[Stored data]
===============
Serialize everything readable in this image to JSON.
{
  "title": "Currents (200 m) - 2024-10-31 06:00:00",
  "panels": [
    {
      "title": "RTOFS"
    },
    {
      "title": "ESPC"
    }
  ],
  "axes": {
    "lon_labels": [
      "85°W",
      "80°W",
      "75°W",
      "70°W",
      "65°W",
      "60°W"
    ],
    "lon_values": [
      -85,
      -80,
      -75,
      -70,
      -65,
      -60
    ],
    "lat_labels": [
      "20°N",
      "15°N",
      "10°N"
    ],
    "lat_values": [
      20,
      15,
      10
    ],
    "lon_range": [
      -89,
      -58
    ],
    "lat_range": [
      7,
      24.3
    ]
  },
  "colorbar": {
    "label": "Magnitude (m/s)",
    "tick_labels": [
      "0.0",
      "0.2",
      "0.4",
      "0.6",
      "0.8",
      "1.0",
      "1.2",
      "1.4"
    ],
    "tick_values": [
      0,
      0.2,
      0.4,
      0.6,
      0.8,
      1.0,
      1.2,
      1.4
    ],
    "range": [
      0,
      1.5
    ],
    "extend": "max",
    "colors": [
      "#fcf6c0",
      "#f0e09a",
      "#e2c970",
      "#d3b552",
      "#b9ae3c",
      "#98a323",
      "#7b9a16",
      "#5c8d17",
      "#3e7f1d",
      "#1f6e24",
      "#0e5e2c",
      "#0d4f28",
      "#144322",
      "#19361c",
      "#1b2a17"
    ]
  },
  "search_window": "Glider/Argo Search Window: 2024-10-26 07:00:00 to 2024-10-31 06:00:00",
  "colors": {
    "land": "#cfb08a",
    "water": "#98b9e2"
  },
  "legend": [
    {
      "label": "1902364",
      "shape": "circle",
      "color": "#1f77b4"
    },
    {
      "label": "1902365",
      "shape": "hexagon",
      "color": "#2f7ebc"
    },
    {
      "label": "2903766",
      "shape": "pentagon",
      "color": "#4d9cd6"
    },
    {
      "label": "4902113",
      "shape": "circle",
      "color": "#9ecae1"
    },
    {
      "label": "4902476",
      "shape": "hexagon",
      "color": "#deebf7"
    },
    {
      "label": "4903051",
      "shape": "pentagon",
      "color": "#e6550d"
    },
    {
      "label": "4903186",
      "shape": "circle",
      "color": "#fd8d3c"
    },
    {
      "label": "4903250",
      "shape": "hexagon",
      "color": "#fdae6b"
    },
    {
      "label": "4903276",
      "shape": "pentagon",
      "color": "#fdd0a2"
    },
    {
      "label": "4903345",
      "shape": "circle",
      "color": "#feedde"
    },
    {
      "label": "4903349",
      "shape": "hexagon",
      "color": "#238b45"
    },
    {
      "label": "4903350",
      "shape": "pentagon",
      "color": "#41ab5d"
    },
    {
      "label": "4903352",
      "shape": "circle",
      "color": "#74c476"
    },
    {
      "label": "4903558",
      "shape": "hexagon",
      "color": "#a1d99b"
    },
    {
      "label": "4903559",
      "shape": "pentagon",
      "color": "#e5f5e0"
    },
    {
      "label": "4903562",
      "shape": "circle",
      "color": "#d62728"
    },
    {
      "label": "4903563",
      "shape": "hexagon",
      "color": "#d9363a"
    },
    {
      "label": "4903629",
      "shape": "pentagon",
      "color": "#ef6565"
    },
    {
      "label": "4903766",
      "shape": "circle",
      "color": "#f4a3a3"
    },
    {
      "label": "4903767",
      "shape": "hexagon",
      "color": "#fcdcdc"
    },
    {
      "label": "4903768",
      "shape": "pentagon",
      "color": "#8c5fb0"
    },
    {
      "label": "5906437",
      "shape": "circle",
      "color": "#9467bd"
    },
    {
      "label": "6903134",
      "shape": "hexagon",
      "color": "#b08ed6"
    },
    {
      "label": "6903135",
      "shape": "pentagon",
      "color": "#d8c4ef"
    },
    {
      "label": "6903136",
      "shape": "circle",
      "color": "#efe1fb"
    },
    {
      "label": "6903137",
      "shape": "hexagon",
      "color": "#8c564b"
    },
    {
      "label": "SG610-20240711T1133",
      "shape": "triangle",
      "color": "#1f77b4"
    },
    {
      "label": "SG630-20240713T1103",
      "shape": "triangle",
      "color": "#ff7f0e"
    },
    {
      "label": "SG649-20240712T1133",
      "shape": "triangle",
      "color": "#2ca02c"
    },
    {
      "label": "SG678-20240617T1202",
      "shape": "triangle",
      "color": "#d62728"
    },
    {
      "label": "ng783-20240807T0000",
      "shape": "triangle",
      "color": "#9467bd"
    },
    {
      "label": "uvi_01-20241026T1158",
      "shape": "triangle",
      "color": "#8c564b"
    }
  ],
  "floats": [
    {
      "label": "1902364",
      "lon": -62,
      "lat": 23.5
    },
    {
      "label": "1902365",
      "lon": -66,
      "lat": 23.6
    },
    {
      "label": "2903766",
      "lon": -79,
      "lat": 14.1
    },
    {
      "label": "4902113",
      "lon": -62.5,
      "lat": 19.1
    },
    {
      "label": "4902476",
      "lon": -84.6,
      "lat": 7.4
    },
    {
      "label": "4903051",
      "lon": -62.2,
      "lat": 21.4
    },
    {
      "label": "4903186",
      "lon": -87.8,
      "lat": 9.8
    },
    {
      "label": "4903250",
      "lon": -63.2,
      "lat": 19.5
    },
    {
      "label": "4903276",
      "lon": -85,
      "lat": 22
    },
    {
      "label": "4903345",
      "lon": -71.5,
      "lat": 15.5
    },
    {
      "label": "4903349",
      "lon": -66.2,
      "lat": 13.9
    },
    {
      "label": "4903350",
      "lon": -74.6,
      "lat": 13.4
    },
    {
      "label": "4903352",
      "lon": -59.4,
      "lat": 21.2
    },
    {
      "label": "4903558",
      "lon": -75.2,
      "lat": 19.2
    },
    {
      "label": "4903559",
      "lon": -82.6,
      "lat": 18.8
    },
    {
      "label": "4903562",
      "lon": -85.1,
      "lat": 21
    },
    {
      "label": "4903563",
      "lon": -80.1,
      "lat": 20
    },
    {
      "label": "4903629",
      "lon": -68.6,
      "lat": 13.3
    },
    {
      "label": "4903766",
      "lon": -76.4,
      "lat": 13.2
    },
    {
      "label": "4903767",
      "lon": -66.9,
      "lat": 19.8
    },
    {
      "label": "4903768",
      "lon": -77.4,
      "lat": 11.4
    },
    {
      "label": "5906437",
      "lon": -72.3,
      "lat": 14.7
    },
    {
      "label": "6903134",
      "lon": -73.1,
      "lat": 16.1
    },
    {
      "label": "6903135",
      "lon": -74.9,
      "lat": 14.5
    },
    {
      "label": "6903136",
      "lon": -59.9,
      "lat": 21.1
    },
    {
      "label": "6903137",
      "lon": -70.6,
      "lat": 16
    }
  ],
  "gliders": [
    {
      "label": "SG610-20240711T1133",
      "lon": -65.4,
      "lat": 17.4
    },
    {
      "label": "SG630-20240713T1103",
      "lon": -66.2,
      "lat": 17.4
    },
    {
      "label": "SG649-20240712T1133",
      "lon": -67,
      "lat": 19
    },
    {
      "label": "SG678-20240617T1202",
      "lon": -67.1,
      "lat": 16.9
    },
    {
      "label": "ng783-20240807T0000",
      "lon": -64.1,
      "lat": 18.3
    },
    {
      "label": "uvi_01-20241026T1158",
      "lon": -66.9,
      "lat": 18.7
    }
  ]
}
===============
Exercise objective: Write out the listing once more, matching it exactly.

Solution below:
Serialize everything readable in this image to JSON.
{
  "title": "Currents (200 m) - 2024-10-31 06:00:00",
  "panels": [
    {
      "title": "RTOFS"
    },
    {
      "title": "ESPC"
    }
  ],
  "axes": {
    "lon_labels": [
      "85°W",
      "80°W",
      "75°W",
      "70°W",
      "65°W",
      "60°W"
    ],
    "lon_values": [
      -85,
      -80,
      -75,
      -70,
      -65,
      -60
    ],
    "lat_labels": [
      "20°N",
      "15°N",
      "10°N"
    ],
    "lat_values": [
      20,
      15,
      10
    ],
    "lon_range": [
      -89,
      -58
    ],
    "lat_range": [
      7,
      24.3
    ]
  },
  "colorbar": {
    "label": "Magnitude (m/s)",
    "tick_labels": [
      "0.0",
      "0.2",
      "0.4",
      "0.6",
      "0.8",
      "1.0",
      "1.2",
      "1.4"
    ],
    "tick_values": [
      0,
      0.2,
      0.4,
      0.6,
      0.8,
      1.0,
      1.2,
      1.4
    ],
    "range": [
      0,
      1.5
    ],
    "extend": "max",
    "colors": [
      "#fcf6c0",
      "#f0e09a",
      "#e2c970",
      "#d3b552",
      "#b9ae3c",
      "#98a323",
      "#7b9a16",
      "#5c8d17",
      "#3e7f1d",
      "#1f6e24",
      "#0e5e2c",
      "#0d4f28",
      "#144322",
      "#19361c",
      "#1b2a17"
    ]
  },
  "search_window": "Glider/Argo Search Window: 2024-10-26 07:00:00 to 2024-10-31 06:00:00",
  "colors": {
    "land": "#cfb08a",
    "water": "#98b9e2"
  },
  "legend": [
    {
      "label": "1902364",
      "shape": "circle",
      "color": "#1f77b4"
    },
    {
      "label": "1902365",
      "shape": "hexagon",
      "color": "#2f7ebc"
    },
    {
      "label": "2903766",
      "shape": "pentagon",
      "color": "#4d9cd6"
    },
    {
      "label": "4902113",
      "shape": "circle",
      "color": "#9ecae1"
    },
    {
      "label": "4902476",
      "shape": "hexagon",
      "color": "#deebf7"
    },
    {
      "label": "4903051",
      "shape": "pentagon",
      "color": "#e6550d"
    },
    {
      "label": "4903186",
      "shape": "circle",
      "color": "#fd8d3c"
    },
    {
      "label": "4903250",
      "shape": "hexagon",
      "color": "#fdae6b"
    },
    {
      "label": "4903276",
      "shape": "pentagon",
      "color": "#fdd0a2"
    },
    {
      "label": "4903345",
      "shape": "circle",
      "color": "#feedde"
    },
    {
      "label": "4903349",
      "shape": "hexagon",
      "color": "#238b45"
    },
    {
      "label": "4903350",
      "shape": "pentagon",
      "color": "#41ab5d"
    },
    {
      "label": "4903352",
      "shape": "circle",
      "color": "#74c476"
    },
    {
      "label": "4903558",
      "shape": "hexagon",
      "color": "#a1d99b"
    },
    {
      "label": "4903559",
      "shape": "pentagon",
      "color": "#e5f5e0"
    },
    {
      "label": "4903562",
      "shape": "circle",
      "color": "#d62728"
    },
    {
      "label": "4903563",
      "shape": "hexagon",
      "color": "#d9363a"
    },
    {
      "label": "4903629",
      "shape": "pentagon",
      "color": "#ef6565"
    },
    {
      "label": "4903766",
      "shape": "circle",
      "color": "#f4a3a3"
    },
    {
      "label": "4903767",
      "shape": "hexagon",
      "color": "#fcdcdc"
    },
    {
      "label": "4903768",
      "shape": "pentagon",
      "color": "#8c5fb0"
    },
    {
      "label": "5906437",
      "shape": "circle",
      "color": "#9467bd"
    },
    {
      "label": "6903134",
      "shape": "hexagon",
      "color": "#b08ed6"
    },
    {
      "label": "6903135",
      "shape": "pentagon",
      "color": "#d8c4ef"
    },
    {
      "label": "6903136",
      "shape": "circle",
      "color": "#efe1fb"
    },
    {
      "label": "6903137",
      "shape": "hexagon",
      "color": "#8c564b"
    },
    {
      "label": "SG610-20240711T1133",
      "shape": "triangle",
      "color": "#1f77b4"
    },
    {
      "label": "SG630-20240713T1103",
      "shape": "triangle",
      "color": "#ff7f0e"
    },
    {
      "label": "SG649-20240712T1133",
      "shape": "triangle",
      "color": "#2ca02c"
    },
    {
      "label": "SG678-20240617T1202",
      "shape": "triangle",
      "color": "#d62728"
    },
    {
      "label": "ng783-20240807T0000",
      "shape": "triangle",
      "color": "#9467bd"
    },
    {
      "label": "uvi_01-20241026T1158",
      "shape": "triangle",
      "color": "#8c564b"
    }
  ],
  "floats": [
    {
      "label": "1902364",
      "lon": -62,
      "lat": 23.5
    },
    {
      "label": "1902365",
      "lon": -66,
      "lat": 23.6
    },
    {
      "label": "2903766",
      "lon": -79,
      "lat": 14.1
    },
    {
      "label": "4902113",
      "lon": -62.5,
      "lat": 19.1
    },
    {
      "label": "4902476",
      "lon": -84.6,
      "lat": 7.4
    },
    {
      "label": "4903051",
      "lon": -62.2,
      "lat": 21.4
    },
    {
      "label": "4903186",
      "lon": -87.8,
      "lat": 9.8
    },
    {
      "label": "4903250",
      "lon": -63.2,
      "lat": 19.5
    },
    {
      "label": "4903276",
      "lon": -85,
      "lat": 22
    },
    {
      "label": "4903345",
      "lon": -71.5,
      "lat": 15.5
    },
    {
      "label": "4903349",
      "lon": -66.2,
      "lat": 13.9
    },
    {
      "label": "4903350",
      "lon": -74.6,
      "lat": 13.4
    },
    {
      "label": "4903352",
      "lon": -59.4,
      "lat": 21.2
    },
    {
      "label": "4903558",
      "lon": -75.2,
      "lat": 19.2
    },
    {
      "label": "4903559",
      "lon": -82.6,
      "lat": 18.8
    },
    {
      "label": "4903562",
      "lon": -85.1,
      "lat": 21
    },
    {
      "label": "4903563",
      "lon": -80.1,
      "lat": 20
    },
    {
      "label": "4903629",
      "lon": -68.6,
      "lat": 13.3
    },
    {
      "label": "4903766",
      "lon": -76.4,
      "lat": 13.2
    },
    {
      "label": "4903767",
      "lon": -66.9,
      "lat": 19.8
    },
    {
      "label": "4903768",
      "lon": -77.4,
      "lat": 11.4
    },
    {
      "label": "5906437",
      "lon": -72.3,
      "lat": 14.7
    },
    {
      "label": "6903134",
      "lon": -73.1,
      "lat": 16.1
    },
    {
      "label": "6903135",
      "lon": -74.9,
      "lat": 14.5
    },
    {
      "label": "6903136",
      "lon": -59.9,
      "lat": 21.1
    },
    {
      "label": "6903137",
      "lon": -70.6,
      "lat": 16
    }
  ],
  "gliders": [
    {
      "label": "SG610-20240711T1133",
      "lon": -65.4,
      "lat": 17.4
    },
    {
      "label": "SG630-20240713T1103",
      "lon": -66.2,
      "lat": 17.4
    },
    {
      "label": "SG649-20240712T1133",
      "lon": -67,
      "lat": 19
    },
    {
      "label": "SG678-20240617T1202",
      "lon": -67.1,
      "lat": 16.9
    },
    {
      "label": "ng783-20240807T0000",
      "lon": -64.1,
      "lat": 18.3
    },
    {
      "label": "uvi_01-20241026T1158",
      "lon": -66.9,
      "lat": 18.7
    }
  ]
}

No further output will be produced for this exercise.